Set exercise ▸
Leave out the pictures and copy every record exactly.

** Start of Input data **

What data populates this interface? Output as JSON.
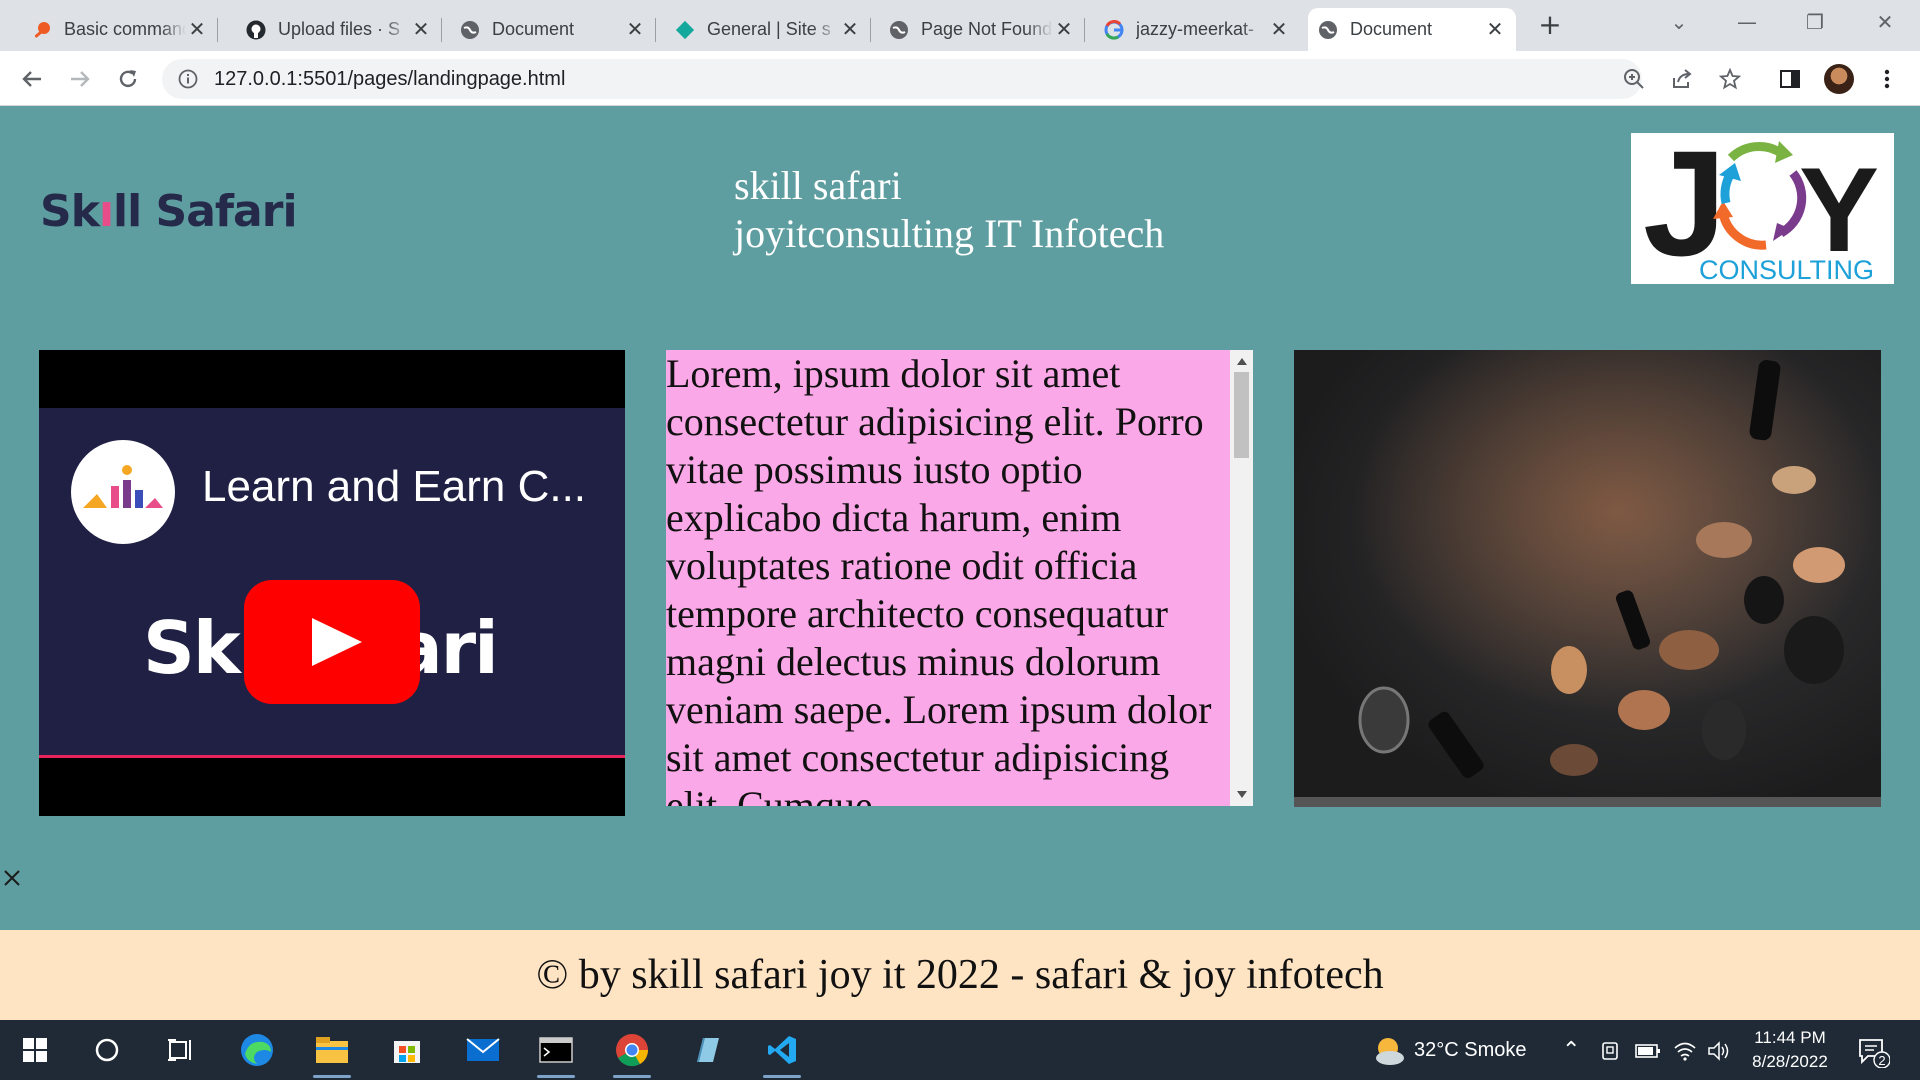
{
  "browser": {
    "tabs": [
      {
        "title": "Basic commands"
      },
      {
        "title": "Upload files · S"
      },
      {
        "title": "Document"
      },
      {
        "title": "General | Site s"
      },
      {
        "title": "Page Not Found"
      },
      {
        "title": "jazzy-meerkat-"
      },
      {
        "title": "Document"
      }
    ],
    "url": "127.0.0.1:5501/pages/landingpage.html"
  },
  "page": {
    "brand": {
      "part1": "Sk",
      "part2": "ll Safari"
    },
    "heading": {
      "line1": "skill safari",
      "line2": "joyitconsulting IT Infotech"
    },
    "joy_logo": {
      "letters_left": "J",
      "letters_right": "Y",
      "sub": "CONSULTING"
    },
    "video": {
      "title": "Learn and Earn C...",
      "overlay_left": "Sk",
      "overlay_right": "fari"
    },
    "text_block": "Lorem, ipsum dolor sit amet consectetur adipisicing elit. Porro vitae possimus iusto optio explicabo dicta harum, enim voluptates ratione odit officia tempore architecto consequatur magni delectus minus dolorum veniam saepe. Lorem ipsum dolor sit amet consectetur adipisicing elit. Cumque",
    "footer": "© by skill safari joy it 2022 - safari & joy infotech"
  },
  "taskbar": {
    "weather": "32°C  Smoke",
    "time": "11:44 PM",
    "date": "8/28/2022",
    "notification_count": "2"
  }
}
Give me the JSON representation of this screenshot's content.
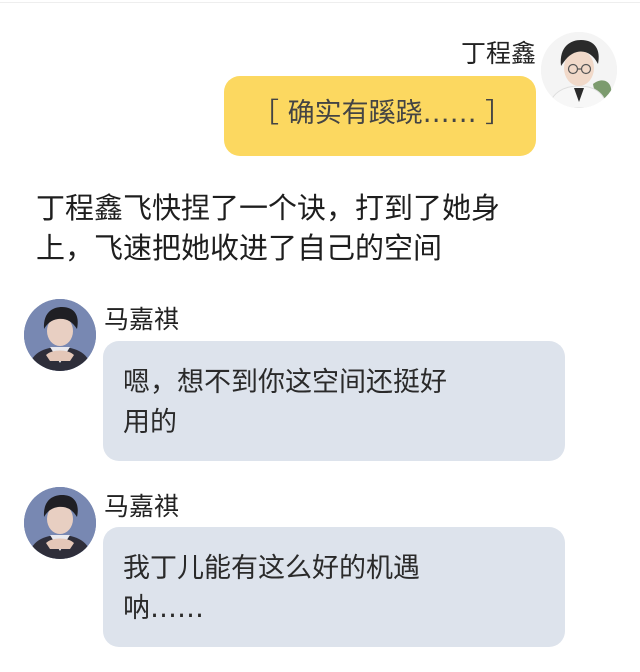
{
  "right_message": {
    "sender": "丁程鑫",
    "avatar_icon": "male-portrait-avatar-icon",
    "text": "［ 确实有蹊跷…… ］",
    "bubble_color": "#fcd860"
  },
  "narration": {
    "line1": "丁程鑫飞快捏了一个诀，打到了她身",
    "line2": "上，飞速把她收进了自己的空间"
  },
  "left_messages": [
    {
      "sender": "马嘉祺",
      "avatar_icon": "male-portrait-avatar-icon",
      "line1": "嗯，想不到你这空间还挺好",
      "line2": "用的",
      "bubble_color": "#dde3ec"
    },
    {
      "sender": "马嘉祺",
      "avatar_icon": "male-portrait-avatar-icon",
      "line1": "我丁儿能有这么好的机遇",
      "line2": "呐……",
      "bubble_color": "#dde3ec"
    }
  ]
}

** End of Input data **

Response to the exercise ▸
What data populates this interface? Output as JSON.
{
  "browser": {
    "tabs": [
      {
        "title": "Basic commands"
      },
      {
        "title": "Upload files · S"
      },
      {
        "title": "Document"
      },
      {
        "title": "General | Site s"
      },
      {
        "title": "Page Not Found"
      },
      {
        "title": "jazzy-meerkat-"
      },
      {
        "title": "Document"
      }
    ],
    "url": "127.0.0.1:5501/pages/landingpage.html"
  },
  "page": {
    "brand": {
      "part1": "Sk",
      "part2": "ll Safari"
    },
    "heading": {
      "line1": "skill safari",
      "line2": "joyitconsulting IT Infotech"
    },
    "joy_logo": {
      "letters_left": "J",
      "letters_right": "Y",
      "sub": "CONSULTING"
    },
    "video": {
      "title": "Learn and Earn C...",
      "overlay_left": "Sk",
      "overlay_right": "fari"
    },
    "text_block": "Lorem, ipsum dolor sit amet consectetur adipisicing elit. Porro vitae possimus iusto optio explicabo dicta harum, enim voluptates ratione odit officia tempore architecto consequatur magni delectus minus dolorum veniam saepe. Lorem ipsum dolor sit amet consectetur adipisicing elit. Cumque",
    "footer": "© by skill safari joy it 2022 - safari & joy infotech"
  },
  "taskbar": {
    "weather": "32°C  Smoke",
    "time": "11:44 PM",
    "date": "8/28/2022",
    "notification_count": "2"
  }
}
Give me the JSON representation of this screenshot's content.
{
  "right_message": {
    "sender": "丁程鑫",
    "avatar_icon": "male-portrait-avatar-icon",
    "text": "［ 确实有蹊跷…… ］",
    "bubble_color": "#fcd860"
  },
  "narration": {
    "line1": "丁程鑫飞快捏了一个诀，打到了她身",
    "line2": "上，飞速把她收进了自己的空间"
  },
  "left_messages": [
    {
      "sender": "马嘉祺",
      "avatar_icon": "male-portrait-avatar-icon",
      "line1": "嗯，想不到你这空间还挺好",
      "line2": "用的",
      "bubble_color": "#dde3ec"
    },
    {
      "sender": "马嘉祺",
      "avatar_icon": "male-portrait-avatar-icon",
      "line1": "我丁儿能有这么好的机遇",
      "line2": "呐……",
      "bubble_color": "#dde3ec"
    }
  ]
}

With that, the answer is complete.